_Data to use_.
'''
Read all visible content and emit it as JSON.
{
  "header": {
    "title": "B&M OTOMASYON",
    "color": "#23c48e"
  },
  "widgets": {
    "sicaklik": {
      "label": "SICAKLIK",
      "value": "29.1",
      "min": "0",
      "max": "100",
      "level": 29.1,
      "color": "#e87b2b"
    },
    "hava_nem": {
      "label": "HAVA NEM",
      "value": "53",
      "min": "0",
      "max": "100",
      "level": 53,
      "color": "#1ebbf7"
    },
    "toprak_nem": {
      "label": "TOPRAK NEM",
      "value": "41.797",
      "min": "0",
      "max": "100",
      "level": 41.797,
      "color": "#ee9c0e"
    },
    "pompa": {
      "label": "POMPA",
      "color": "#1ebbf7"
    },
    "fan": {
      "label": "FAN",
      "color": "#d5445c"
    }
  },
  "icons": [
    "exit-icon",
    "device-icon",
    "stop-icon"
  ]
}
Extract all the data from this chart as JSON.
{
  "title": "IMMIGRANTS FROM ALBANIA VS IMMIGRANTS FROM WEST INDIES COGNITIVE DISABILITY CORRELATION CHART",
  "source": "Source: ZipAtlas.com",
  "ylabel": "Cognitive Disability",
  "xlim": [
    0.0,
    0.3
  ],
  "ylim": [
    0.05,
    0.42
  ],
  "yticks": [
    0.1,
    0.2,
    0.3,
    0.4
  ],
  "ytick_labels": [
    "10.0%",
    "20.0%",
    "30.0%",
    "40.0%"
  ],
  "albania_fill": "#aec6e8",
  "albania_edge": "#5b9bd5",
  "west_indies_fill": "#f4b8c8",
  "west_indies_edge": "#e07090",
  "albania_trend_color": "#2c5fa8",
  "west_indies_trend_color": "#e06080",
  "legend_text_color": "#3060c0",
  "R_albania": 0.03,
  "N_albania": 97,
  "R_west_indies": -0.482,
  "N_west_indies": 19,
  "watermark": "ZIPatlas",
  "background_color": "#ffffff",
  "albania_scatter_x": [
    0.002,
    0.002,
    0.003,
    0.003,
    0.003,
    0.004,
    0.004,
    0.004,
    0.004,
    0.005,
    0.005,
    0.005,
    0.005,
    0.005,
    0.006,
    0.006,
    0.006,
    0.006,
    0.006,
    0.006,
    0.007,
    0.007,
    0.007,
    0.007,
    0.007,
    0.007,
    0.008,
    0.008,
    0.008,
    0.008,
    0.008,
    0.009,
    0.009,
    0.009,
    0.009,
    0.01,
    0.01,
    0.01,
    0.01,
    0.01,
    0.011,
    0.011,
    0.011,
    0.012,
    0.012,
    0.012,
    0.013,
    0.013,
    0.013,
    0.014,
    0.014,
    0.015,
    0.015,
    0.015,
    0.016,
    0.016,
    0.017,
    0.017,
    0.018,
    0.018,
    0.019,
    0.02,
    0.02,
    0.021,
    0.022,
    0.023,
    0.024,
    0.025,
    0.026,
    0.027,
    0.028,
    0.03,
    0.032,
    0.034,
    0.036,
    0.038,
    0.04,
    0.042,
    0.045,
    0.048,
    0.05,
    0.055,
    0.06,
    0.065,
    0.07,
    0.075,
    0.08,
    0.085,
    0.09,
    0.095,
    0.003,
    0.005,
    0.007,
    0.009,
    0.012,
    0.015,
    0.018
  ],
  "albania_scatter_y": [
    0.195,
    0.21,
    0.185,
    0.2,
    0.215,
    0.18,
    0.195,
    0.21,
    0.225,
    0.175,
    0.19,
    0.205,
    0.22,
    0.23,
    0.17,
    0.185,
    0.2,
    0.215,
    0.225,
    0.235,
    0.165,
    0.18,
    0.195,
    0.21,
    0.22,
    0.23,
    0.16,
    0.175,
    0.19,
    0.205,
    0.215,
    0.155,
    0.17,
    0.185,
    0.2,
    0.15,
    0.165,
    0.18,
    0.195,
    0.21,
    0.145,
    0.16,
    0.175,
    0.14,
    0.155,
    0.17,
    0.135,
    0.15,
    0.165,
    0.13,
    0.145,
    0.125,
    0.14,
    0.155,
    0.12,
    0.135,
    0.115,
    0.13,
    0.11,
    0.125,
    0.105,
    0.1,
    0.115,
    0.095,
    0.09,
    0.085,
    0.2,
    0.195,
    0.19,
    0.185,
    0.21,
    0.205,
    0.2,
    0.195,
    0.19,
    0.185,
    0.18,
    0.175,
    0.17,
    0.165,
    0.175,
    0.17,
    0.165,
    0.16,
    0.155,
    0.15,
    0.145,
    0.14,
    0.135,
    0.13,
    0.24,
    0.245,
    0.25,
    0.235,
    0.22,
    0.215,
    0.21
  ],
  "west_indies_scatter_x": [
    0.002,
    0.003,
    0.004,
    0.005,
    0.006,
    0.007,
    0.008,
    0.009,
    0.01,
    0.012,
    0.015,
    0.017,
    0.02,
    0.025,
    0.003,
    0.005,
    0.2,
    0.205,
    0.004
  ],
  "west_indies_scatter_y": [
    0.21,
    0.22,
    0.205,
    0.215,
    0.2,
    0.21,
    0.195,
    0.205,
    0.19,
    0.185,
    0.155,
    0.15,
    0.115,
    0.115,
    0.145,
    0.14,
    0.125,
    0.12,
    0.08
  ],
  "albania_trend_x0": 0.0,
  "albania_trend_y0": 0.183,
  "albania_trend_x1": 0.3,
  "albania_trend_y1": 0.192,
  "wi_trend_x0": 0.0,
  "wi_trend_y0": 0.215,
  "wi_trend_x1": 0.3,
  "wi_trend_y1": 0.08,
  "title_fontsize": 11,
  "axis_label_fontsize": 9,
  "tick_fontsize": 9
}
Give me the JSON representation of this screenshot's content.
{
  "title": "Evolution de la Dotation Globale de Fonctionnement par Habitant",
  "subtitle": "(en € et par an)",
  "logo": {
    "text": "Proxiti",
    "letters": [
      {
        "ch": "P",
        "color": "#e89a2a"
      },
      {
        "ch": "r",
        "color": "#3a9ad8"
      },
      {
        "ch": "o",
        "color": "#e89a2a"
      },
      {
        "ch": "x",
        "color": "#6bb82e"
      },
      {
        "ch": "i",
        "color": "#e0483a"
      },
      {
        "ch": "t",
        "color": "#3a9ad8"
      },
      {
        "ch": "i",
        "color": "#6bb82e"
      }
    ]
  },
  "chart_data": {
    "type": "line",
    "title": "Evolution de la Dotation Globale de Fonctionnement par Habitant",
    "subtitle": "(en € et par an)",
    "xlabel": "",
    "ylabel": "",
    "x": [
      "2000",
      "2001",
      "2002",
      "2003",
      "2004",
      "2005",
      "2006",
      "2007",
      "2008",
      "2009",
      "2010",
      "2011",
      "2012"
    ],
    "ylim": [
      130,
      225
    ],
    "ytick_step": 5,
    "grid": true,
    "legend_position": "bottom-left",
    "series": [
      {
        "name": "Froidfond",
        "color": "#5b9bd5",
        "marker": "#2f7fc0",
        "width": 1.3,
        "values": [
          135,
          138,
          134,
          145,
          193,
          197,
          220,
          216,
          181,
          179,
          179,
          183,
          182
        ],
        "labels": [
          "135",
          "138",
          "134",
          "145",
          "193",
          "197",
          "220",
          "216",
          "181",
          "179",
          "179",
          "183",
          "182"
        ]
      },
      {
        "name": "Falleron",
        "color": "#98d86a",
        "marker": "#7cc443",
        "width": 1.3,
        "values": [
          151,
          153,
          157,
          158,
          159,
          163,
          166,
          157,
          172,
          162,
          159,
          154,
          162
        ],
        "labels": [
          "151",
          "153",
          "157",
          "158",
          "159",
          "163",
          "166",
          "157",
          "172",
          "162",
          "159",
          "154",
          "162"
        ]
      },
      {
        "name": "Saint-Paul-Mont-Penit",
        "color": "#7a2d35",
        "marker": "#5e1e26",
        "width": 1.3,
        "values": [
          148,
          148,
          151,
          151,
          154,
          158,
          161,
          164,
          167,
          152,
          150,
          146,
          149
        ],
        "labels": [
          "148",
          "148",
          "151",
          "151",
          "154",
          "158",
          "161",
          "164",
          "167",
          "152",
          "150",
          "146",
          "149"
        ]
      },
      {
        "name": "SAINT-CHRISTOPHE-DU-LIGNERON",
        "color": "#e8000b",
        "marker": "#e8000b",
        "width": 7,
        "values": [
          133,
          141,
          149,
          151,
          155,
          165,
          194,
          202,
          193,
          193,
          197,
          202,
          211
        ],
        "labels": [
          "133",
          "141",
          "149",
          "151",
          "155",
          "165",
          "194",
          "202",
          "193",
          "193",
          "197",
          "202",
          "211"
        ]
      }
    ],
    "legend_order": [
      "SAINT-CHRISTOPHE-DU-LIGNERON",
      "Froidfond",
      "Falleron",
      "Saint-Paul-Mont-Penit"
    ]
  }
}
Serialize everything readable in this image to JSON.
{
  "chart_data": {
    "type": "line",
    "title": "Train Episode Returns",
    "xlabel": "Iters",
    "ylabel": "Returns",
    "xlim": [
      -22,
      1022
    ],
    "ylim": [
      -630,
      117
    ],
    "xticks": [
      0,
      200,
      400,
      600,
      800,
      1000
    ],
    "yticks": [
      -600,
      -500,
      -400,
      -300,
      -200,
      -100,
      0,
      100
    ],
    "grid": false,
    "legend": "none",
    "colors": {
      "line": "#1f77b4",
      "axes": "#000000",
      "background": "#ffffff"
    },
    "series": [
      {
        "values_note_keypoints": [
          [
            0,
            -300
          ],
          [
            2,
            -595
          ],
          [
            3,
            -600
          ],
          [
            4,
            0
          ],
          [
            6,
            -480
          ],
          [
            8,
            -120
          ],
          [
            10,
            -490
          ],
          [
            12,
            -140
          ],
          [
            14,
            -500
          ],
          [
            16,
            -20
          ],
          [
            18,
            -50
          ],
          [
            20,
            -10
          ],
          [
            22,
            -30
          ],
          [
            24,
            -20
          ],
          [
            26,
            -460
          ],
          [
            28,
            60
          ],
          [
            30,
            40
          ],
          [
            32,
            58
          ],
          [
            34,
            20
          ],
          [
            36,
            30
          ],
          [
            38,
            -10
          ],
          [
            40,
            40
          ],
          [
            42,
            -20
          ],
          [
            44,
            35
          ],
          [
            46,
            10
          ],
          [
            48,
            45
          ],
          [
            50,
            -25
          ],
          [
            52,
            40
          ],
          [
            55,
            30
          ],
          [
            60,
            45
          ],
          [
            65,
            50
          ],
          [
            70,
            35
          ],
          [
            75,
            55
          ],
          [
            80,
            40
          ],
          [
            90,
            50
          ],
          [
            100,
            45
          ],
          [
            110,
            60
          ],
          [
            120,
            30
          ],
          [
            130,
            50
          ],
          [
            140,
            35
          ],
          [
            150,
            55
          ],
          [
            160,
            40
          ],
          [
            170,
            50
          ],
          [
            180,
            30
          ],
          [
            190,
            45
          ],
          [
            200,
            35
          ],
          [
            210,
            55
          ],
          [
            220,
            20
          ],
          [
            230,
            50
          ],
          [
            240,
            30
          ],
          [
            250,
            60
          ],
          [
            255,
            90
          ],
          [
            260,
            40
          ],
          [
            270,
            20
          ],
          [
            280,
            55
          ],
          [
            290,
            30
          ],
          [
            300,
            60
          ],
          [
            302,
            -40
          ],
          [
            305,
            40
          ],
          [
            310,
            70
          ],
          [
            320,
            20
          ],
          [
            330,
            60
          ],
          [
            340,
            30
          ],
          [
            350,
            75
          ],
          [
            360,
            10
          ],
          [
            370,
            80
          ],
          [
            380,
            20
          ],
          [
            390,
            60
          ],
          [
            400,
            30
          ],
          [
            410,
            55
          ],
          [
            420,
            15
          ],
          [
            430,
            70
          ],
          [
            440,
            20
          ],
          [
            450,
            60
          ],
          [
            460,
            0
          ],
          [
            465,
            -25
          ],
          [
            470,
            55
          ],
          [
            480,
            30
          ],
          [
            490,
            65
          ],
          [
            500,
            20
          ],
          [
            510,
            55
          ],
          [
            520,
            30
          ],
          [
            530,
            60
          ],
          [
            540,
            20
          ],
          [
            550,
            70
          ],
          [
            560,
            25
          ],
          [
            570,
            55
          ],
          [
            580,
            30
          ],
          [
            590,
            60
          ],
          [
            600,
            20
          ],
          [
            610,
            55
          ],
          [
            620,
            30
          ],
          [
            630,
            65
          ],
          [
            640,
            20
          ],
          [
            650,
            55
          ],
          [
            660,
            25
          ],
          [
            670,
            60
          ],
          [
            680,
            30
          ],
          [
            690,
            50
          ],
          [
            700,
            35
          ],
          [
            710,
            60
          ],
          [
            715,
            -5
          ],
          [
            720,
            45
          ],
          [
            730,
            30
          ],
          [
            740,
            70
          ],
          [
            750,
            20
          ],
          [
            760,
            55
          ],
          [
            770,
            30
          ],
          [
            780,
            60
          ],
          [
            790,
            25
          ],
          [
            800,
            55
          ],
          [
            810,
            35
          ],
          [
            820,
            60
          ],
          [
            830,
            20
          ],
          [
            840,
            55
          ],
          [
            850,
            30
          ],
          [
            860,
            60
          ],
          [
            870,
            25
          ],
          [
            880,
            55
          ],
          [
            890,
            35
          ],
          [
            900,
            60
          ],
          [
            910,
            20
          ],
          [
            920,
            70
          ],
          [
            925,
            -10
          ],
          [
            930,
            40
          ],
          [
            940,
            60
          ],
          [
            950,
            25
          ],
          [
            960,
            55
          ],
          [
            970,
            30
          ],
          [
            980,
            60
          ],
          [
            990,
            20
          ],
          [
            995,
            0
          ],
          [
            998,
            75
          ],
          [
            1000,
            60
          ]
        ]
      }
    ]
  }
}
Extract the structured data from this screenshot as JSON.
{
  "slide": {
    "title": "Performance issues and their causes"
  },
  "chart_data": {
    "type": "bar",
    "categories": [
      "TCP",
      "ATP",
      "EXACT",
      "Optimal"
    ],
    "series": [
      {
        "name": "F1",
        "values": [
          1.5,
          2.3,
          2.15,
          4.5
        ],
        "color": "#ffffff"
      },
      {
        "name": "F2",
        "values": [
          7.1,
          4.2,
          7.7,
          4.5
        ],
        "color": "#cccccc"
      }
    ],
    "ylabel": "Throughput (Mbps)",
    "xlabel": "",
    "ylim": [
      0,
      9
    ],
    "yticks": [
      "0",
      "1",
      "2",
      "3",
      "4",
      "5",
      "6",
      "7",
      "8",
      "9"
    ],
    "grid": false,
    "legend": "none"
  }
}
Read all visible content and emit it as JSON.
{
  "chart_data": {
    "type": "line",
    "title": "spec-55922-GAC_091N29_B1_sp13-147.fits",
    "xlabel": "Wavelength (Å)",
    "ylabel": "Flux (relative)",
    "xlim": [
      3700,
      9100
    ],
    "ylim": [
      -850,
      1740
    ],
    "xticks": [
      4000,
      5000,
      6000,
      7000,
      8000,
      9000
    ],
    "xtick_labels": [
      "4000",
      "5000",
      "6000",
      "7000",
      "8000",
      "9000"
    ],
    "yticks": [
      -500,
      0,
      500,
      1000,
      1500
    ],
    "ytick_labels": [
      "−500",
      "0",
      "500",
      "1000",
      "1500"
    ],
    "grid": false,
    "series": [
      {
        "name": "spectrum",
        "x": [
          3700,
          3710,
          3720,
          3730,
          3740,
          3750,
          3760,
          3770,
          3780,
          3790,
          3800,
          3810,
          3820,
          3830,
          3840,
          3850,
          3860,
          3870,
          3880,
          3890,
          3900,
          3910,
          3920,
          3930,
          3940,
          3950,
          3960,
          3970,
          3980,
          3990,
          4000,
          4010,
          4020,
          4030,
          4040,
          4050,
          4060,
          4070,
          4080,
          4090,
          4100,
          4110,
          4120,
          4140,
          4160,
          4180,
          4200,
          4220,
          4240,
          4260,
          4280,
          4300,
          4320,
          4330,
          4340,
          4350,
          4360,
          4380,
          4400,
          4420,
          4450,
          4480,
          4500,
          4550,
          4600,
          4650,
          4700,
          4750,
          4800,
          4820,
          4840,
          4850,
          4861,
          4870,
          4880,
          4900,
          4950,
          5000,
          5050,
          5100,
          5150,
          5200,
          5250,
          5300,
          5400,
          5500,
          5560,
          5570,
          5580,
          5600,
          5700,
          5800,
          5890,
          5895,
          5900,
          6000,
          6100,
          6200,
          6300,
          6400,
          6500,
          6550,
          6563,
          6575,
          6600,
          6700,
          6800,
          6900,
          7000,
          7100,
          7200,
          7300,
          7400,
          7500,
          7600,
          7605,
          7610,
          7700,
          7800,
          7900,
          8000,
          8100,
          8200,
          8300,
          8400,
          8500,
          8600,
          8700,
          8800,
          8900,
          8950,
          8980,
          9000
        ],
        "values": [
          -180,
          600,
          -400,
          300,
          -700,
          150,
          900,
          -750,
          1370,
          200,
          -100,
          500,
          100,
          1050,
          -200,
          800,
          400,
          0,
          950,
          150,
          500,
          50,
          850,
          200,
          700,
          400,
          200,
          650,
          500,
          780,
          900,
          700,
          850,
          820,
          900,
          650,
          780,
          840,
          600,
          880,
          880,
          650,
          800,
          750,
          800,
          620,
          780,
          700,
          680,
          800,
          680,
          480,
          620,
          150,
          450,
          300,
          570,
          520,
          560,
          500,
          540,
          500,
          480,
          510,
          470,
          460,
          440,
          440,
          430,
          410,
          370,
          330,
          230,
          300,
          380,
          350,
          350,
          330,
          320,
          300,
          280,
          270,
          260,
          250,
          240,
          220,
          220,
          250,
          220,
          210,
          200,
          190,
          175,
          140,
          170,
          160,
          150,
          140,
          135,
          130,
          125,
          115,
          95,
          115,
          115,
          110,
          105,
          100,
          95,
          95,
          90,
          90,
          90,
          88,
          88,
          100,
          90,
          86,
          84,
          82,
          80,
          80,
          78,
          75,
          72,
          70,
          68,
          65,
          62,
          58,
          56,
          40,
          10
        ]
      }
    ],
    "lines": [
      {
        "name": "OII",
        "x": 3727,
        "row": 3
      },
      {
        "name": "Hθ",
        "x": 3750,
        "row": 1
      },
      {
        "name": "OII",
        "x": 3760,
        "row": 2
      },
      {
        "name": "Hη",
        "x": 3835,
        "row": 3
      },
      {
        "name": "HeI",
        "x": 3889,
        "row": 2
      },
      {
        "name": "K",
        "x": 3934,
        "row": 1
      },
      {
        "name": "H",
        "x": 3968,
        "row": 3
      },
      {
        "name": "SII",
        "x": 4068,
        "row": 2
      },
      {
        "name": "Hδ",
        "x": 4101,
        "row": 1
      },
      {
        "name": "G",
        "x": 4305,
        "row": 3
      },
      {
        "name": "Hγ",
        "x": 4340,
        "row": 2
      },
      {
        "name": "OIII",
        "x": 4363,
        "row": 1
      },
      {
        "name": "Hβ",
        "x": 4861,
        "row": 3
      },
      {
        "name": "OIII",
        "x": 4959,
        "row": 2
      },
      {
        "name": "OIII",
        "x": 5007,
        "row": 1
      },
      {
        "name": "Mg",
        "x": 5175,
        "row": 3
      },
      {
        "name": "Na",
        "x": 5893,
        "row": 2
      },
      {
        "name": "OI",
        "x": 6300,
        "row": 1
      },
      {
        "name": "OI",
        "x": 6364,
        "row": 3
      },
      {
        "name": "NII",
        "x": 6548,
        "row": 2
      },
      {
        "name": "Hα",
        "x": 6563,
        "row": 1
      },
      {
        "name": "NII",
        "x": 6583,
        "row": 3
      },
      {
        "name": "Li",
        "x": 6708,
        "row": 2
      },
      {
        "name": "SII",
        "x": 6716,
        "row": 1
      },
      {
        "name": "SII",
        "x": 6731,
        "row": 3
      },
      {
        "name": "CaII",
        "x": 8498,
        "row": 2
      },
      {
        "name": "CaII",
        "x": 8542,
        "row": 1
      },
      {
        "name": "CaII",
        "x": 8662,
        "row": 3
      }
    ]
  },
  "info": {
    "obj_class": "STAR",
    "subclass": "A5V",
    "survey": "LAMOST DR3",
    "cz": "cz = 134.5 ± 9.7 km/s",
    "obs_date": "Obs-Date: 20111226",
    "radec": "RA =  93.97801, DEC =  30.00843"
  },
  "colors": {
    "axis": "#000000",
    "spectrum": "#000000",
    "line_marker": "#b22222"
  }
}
'''
_Task instructions_. Collect each line containing the string "JSON".

_Correct response_.
Read all visible content and emit it as JSON.
Extract all the data from this chart as JSON.
Give me the JSON representation of this screenshot's content.
Serialize everything readable in this image to JSON.
Extract the structured data from this screenshot as JSON.
Read all visible content and emit it as JSON.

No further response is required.